───── TASK INPUT

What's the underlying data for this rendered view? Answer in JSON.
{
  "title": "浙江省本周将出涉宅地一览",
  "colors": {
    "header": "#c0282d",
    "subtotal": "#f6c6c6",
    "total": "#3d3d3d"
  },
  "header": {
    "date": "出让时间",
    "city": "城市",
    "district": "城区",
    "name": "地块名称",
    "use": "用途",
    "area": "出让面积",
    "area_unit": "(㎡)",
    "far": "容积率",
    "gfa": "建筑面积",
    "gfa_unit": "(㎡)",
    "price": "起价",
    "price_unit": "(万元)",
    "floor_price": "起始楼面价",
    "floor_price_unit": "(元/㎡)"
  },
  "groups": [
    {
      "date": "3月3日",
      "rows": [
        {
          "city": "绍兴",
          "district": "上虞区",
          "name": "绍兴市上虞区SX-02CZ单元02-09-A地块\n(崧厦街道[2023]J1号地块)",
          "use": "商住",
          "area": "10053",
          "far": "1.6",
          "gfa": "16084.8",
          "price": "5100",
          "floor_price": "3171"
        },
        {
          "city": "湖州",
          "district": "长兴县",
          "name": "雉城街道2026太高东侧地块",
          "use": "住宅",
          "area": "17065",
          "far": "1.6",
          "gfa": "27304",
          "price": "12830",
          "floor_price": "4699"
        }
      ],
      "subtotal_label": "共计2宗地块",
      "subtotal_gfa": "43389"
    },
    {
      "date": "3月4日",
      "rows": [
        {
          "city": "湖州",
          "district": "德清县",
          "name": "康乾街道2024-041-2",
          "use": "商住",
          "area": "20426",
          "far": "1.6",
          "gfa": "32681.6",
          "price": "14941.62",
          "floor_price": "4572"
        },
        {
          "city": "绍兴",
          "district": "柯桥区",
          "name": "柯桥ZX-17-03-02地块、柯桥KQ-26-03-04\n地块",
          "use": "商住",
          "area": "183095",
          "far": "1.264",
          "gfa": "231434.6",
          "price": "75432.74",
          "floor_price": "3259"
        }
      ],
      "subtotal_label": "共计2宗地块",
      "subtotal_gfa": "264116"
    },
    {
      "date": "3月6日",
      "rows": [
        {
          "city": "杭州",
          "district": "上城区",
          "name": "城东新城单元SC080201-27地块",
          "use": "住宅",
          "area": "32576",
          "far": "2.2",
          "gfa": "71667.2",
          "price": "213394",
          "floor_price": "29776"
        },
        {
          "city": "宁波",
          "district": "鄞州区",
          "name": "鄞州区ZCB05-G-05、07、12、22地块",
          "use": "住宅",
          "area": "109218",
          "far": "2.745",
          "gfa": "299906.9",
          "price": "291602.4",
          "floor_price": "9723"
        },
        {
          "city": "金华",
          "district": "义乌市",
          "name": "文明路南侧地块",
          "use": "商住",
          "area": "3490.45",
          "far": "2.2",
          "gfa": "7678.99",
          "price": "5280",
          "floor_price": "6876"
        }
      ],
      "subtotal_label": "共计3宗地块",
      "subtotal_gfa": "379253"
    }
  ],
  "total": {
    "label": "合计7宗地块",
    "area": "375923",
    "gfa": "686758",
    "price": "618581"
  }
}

──────────

_EXERCISE PROMPT_
Output every line above without altering anything.

_WRITTEN SOLUTION_
What's the underlying data for this rendered view? Answer in JSON.
{
  "title": "浙江省本周将出涉宅地一览",
  "colors": {
    "header": "#c0282d",
    "subtotal": "#f6c6c6",
    "total": "#3d3d3d"
  },
  "header": {
    "date": "出让时间",
    "city": "城市",
    "district": "城区",
    "name": "地块名称",
    "use": "用途",
    "area": "出让面积",
    "area_unit": "(㎡)",
    "far": "容积率",
    "gfa": "建筑面积",
    "gfa_unit": "(㎡)",
    "price": "起价",
    "price_unit": "(万元)",
    "floor_price": "起始楼面价",
    "floor_price_unit": "(元/㎡)"
  },
  "groups": [
    {
      "date": "3月3日",
      "rows": [
        {
          "city": "绍兴",
          "district": "上虞区",
          "name": "绍兴市上虞区SX-02CZ单元02-09-A地块\n(崧厦街道[2023]J1号地块)",
          "use": "商住",
          "area": "10053",
          "far": "1.6",
          "gfa": "16084.8",
          "price": "5100",
          "floor_price": "3171"
        },
        {
          "city": "湖州",
          "district": "长兴县",
          "name": "雉城街道2026太高东侧地块",
          "use": "住宅",
          "area": "17065",
          "far": "1.6",
          "gfa": "27304",
          "price": "12830",
          "floor_price": "4699"
        }
      ],
      "subtotal_label": "共计2宗地块",
      "subtotal_gfa": "43389"
    },
    {
      "date": "3月4日",
      "rows": [
        {
          "city": "湖州",
          "district": "德清县",
          "name": "康乾街道2024-041-2",
          "use": "商住",
          "area": "20426",
          "far": "1.6",
          "gfa": "32681.6",
          "price": "14941.62",
          "floor_price": "4572"
        },
        {
          "city": "绍兴",
          "district": "柯桥区",
          "name": "柯桥ZX-17-03-02地块、柯桥KQ-26-03-04\n地块",
          "use": "商住",
          "area": "183095",
          "far": "1.264",
          "gfa": "231434.6",
          "price": "75432.74",
          "floor_price": "3259"
        }
      ],
      "subtotal_label": "共计2宗地块",
      "subtotal_gfa": "264116"
    },
    {
      "date": "3月6日",
      "rows": [
        {
          "city": "杭州",
          "district": "上城区",
          "name": "城东新城单元SC080201-27地块",
          "use": "住宅",
          "area": "32576",
          "far": "2.2",
          "gfa": "71667.2",
          "price": "213394",
          "floor_price": "29776"
        },
        {
          "city": "宁波",
          "district": "鄞州区",
          "name": "鄞州区ZCB05-G-05、07、12、22地块",
          "use": "住宅",
          "area": "109218",
          "far": "2.745",
          "gfa": "299906.9",
          "price": "291602.4",
          "floor_price": "9723"
        },
        {
          "city": "金华",
          "district": "义乌市",
          "name": "文明路南侧地块",
          "use": "商住",
          "area": "3490.45",
          "far": "2.2",
          "gfa": "7678.99",
          "price": "5280",
          "floor_price": "6876"
        }
      ],
      "subtotal_label": "共计3宗地块",
      "subtotal_gfa": "379253"
    }
  ],
  "total": {
    "label": "合计7宗地块",
    "area": "375923",
    "gfa": "686758",
    "price": "618581"
  }
}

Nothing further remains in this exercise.